• [TASK] Find the lines holding the string "into" in the data, then copy all of them.

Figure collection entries
+++
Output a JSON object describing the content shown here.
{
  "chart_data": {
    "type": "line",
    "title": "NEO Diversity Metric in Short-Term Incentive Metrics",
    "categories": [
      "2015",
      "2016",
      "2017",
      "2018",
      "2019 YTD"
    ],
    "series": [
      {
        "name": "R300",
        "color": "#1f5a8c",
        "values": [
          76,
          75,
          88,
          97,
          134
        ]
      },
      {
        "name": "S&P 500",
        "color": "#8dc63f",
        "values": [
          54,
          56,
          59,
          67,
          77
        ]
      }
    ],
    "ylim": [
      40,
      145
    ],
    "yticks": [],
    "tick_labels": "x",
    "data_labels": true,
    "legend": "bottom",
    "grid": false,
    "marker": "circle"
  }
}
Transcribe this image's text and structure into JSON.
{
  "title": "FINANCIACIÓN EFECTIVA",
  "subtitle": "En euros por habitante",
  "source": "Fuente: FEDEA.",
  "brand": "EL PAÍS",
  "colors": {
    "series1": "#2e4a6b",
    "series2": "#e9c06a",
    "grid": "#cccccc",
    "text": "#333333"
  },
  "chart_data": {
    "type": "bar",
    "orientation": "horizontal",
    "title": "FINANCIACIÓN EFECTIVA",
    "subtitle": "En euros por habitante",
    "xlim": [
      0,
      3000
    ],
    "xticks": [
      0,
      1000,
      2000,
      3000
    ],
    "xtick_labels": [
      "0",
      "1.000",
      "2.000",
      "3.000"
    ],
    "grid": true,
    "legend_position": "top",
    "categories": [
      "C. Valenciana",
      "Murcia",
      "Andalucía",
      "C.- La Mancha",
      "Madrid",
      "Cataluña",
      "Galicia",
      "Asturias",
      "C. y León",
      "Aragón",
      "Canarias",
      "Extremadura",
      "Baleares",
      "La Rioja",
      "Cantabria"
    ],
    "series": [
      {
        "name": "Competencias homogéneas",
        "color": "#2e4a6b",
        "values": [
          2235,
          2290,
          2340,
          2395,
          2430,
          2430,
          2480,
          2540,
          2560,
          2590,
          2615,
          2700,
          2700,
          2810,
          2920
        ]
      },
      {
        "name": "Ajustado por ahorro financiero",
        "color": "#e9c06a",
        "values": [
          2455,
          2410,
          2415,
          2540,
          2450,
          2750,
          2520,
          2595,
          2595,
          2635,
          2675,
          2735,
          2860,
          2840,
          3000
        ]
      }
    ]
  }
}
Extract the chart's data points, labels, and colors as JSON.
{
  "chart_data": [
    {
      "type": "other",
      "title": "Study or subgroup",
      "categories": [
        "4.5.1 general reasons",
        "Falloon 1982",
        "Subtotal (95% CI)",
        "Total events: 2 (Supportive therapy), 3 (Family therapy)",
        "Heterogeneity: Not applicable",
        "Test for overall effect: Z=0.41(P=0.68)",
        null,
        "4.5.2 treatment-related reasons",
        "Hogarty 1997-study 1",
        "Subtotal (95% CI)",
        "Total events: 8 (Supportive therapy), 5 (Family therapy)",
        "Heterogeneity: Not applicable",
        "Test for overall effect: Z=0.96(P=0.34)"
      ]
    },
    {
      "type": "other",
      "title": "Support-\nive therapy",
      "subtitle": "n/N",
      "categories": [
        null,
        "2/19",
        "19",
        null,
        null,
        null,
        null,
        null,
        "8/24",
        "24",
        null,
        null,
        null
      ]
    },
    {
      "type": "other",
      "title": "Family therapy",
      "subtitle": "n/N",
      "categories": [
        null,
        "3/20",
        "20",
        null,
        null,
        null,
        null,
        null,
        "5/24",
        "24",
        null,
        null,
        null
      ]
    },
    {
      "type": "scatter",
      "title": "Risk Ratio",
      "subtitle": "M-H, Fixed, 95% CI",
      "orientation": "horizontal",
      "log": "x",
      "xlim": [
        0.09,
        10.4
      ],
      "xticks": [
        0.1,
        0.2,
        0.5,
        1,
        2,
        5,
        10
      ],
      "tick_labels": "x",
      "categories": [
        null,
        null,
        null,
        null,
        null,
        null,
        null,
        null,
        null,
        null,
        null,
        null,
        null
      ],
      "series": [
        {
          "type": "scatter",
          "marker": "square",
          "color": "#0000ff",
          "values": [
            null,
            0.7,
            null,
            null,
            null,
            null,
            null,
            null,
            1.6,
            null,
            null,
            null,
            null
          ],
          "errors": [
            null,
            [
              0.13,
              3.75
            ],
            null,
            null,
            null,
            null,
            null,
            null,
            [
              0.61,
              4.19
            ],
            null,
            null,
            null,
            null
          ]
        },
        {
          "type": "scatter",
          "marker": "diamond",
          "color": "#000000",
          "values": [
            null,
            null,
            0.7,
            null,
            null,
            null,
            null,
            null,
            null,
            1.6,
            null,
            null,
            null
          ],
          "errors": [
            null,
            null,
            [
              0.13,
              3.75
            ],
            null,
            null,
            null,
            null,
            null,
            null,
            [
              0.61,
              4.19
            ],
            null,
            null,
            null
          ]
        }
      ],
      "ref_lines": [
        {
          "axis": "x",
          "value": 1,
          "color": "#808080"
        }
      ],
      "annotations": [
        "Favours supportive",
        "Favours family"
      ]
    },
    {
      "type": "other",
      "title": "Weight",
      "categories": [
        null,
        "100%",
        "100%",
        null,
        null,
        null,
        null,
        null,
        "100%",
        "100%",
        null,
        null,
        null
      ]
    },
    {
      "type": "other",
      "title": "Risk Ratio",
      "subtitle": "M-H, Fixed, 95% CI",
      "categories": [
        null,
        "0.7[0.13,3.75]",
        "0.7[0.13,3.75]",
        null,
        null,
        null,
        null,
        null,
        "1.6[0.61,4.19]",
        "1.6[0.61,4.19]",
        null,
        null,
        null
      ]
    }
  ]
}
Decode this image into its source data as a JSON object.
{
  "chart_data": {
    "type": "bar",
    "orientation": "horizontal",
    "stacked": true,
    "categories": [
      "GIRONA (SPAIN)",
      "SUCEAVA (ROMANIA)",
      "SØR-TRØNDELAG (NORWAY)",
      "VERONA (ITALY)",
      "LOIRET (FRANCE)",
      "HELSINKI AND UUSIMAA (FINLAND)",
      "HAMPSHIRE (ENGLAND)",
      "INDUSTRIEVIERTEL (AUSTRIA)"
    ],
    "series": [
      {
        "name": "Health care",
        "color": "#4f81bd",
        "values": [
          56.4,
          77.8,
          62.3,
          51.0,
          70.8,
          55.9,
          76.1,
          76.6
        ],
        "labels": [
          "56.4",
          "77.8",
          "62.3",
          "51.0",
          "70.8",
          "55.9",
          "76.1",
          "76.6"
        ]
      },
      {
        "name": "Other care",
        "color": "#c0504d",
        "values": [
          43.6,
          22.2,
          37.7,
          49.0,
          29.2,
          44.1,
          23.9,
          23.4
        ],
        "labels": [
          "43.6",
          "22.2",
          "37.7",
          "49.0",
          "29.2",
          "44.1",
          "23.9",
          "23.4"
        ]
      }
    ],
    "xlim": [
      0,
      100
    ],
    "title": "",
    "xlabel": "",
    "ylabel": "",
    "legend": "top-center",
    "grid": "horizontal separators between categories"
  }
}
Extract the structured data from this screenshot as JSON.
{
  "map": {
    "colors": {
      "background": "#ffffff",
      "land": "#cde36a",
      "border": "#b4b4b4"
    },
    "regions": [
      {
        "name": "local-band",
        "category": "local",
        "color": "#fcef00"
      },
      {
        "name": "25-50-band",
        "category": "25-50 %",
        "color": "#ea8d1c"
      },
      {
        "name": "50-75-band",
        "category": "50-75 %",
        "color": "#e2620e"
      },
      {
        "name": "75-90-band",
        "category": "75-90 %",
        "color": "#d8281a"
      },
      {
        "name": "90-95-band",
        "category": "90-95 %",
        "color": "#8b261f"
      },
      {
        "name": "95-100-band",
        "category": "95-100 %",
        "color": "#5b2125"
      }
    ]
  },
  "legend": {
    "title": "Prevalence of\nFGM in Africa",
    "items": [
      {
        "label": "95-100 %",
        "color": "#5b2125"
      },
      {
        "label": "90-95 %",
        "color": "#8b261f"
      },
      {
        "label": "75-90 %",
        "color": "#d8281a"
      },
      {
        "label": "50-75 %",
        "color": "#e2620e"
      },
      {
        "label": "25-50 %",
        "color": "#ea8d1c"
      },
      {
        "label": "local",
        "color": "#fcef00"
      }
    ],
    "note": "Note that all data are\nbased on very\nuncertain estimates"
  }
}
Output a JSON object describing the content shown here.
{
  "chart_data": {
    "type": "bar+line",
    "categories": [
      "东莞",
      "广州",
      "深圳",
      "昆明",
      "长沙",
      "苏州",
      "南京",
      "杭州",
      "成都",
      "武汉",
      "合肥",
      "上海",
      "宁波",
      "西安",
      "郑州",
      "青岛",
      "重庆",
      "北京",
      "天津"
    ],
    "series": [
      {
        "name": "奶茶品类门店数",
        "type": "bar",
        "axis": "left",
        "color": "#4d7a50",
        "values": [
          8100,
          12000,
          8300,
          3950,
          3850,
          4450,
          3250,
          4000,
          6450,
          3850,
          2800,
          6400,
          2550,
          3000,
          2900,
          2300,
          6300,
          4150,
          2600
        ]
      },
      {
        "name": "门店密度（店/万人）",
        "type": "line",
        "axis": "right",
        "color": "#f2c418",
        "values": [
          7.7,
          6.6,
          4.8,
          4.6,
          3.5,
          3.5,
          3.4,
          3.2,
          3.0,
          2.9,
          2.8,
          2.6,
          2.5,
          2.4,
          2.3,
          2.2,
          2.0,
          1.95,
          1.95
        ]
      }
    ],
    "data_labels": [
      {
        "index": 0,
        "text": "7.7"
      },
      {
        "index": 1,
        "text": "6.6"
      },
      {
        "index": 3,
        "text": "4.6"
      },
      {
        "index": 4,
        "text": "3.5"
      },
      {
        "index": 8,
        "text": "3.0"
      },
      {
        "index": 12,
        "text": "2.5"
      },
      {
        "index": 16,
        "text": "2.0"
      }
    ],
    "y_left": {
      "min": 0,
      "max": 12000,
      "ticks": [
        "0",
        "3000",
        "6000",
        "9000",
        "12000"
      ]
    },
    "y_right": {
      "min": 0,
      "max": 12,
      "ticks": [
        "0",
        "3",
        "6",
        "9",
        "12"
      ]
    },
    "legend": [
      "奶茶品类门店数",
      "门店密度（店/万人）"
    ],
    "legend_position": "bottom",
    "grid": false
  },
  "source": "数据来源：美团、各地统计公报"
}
+++
• [FINISHED EXERCISE]
Transcribe this image's text and structure into JSON.
Decode this image into its source data as a JSON object.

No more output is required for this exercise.